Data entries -
──────────

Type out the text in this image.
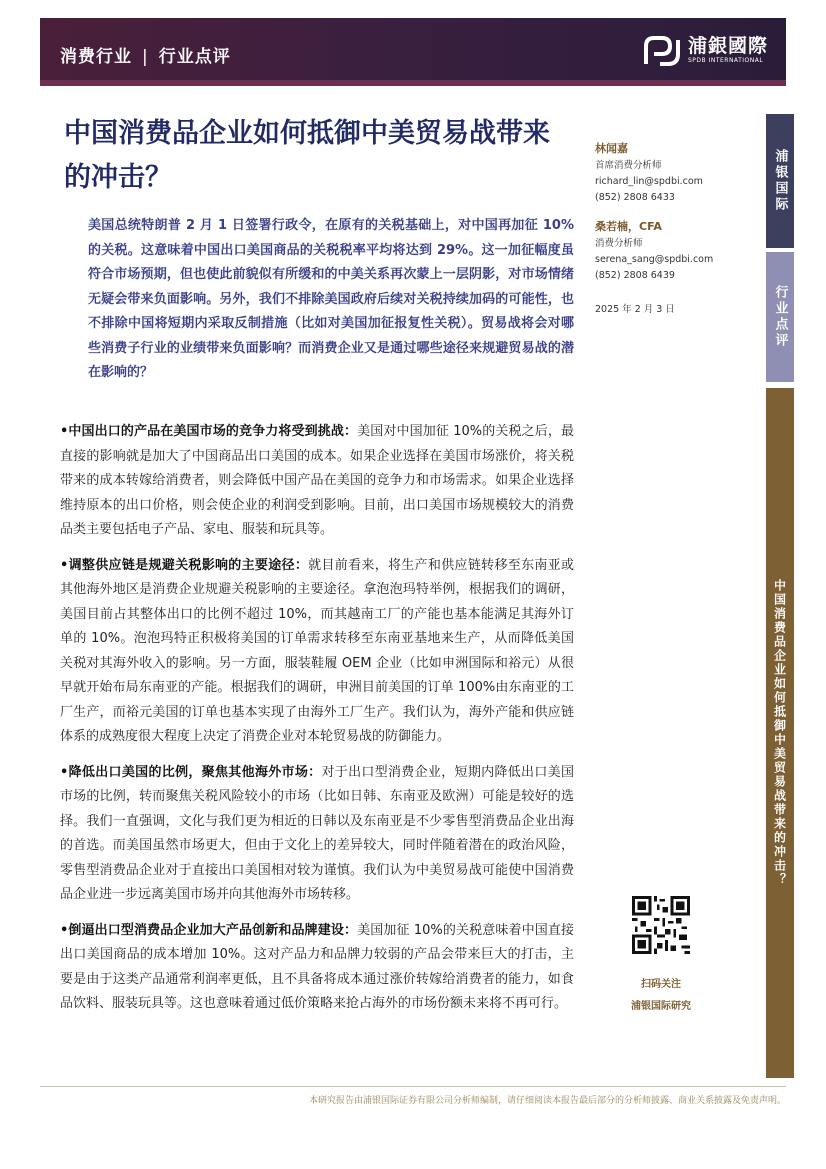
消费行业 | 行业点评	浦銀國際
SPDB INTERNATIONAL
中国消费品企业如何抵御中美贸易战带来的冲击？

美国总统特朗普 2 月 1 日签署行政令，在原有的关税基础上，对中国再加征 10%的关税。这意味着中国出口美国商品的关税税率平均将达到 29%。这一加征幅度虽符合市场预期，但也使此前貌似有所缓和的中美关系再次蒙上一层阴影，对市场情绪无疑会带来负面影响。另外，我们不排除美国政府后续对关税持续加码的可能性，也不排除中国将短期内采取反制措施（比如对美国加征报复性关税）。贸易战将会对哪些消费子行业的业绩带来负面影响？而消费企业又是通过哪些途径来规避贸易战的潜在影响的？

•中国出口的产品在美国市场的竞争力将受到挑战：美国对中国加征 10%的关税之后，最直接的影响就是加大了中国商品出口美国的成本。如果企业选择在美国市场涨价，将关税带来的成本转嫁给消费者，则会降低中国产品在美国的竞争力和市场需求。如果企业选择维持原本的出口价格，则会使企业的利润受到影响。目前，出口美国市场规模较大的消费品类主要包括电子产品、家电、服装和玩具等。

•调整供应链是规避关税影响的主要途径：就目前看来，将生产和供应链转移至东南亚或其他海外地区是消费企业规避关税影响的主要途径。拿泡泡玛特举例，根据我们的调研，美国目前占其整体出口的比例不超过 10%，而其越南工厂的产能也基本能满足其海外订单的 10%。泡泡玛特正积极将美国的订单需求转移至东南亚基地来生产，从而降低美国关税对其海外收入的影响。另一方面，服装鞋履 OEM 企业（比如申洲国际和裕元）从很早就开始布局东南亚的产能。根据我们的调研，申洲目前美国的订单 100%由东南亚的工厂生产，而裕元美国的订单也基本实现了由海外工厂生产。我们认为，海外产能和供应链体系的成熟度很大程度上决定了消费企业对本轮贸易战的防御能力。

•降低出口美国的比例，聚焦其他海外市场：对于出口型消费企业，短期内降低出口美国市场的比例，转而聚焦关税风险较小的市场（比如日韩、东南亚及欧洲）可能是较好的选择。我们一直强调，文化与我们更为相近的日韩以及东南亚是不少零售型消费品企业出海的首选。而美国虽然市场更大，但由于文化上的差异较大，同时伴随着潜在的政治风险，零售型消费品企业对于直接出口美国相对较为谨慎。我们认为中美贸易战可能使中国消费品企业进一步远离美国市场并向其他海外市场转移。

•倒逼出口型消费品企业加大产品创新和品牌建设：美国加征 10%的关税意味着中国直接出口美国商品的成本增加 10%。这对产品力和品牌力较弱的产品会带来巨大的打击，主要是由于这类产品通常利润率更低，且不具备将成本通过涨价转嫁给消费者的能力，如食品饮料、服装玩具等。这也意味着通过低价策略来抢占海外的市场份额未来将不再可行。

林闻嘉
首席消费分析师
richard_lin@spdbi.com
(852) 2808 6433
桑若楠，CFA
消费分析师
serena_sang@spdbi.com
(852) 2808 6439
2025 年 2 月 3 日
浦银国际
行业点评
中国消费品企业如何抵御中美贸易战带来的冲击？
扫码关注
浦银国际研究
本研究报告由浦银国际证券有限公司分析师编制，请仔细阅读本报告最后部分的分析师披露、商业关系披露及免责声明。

──────────

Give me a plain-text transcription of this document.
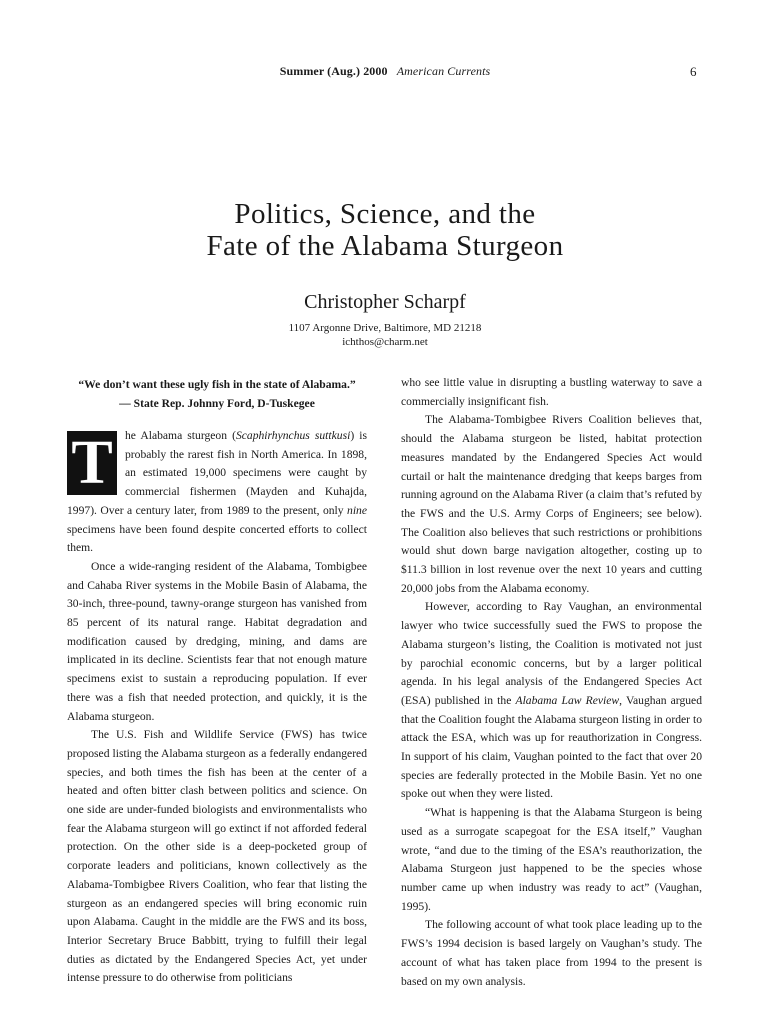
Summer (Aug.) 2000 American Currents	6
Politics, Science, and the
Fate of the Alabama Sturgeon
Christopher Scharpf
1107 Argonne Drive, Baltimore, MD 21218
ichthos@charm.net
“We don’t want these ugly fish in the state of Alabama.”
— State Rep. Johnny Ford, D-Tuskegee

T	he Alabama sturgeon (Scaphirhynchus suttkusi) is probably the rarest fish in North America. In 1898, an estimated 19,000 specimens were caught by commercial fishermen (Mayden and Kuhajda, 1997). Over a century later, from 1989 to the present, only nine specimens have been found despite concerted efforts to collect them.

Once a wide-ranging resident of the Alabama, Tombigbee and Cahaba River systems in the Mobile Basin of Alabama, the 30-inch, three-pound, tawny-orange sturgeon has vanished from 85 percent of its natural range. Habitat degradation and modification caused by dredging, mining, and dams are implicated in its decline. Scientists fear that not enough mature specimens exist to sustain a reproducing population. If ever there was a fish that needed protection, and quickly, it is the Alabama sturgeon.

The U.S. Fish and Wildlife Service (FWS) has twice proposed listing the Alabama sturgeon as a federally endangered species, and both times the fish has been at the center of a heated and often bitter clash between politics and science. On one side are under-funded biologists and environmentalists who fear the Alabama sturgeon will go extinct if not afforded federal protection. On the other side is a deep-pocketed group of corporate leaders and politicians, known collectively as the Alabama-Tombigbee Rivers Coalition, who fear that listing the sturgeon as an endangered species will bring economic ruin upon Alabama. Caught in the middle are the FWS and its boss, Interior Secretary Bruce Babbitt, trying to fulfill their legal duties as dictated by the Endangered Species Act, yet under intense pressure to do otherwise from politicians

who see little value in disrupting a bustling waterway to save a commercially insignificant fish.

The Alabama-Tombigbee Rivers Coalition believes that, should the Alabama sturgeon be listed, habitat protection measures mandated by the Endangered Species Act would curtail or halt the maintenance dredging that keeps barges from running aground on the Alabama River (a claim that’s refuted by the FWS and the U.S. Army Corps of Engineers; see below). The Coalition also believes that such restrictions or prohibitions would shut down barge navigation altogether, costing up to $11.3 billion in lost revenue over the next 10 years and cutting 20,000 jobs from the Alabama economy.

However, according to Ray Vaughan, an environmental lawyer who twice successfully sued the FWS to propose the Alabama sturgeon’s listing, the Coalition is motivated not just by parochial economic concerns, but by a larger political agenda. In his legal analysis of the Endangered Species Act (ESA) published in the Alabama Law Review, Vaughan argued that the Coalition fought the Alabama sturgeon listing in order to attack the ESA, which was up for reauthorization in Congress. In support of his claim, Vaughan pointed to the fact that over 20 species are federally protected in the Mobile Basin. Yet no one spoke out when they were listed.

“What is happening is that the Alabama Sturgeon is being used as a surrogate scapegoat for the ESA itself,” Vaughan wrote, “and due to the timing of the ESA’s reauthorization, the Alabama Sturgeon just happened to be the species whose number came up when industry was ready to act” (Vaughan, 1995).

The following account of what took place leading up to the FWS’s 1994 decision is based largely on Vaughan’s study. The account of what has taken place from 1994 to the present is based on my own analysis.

──────────

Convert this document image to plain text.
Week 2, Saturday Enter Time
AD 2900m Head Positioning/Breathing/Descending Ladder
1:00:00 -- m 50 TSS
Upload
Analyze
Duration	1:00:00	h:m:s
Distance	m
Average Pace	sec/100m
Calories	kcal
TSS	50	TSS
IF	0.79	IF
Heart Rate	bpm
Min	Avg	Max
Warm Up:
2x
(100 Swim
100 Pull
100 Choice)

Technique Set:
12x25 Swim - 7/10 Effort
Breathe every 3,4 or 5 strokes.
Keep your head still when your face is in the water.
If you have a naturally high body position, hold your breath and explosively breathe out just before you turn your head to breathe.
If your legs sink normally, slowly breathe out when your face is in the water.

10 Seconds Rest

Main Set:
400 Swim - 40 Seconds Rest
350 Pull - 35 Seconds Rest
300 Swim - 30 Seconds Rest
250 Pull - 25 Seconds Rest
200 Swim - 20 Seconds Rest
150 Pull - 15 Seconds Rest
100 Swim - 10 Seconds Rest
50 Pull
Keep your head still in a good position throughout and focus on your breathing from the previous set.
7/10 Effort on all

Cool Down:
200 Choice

──────────

SET PROBLEM - Go through the material line by line. Show each line that contains the string "have".

TASK SOLUTION -
T	he Alabama sturgeon (Scaphirhynchus suttkusi) is probably the rarest fish in North America. In 1898, an estimated 19,000 specimens were caught by commercial fishermen (Mayden and Kuhajda, 1997). Over a century later, from 1989 to the present, only nine specimens have been found despite concerted efforts to collect them.
If you have a naturally high body position, hold your breath and explosively breathe out just before you turn your head to breathe.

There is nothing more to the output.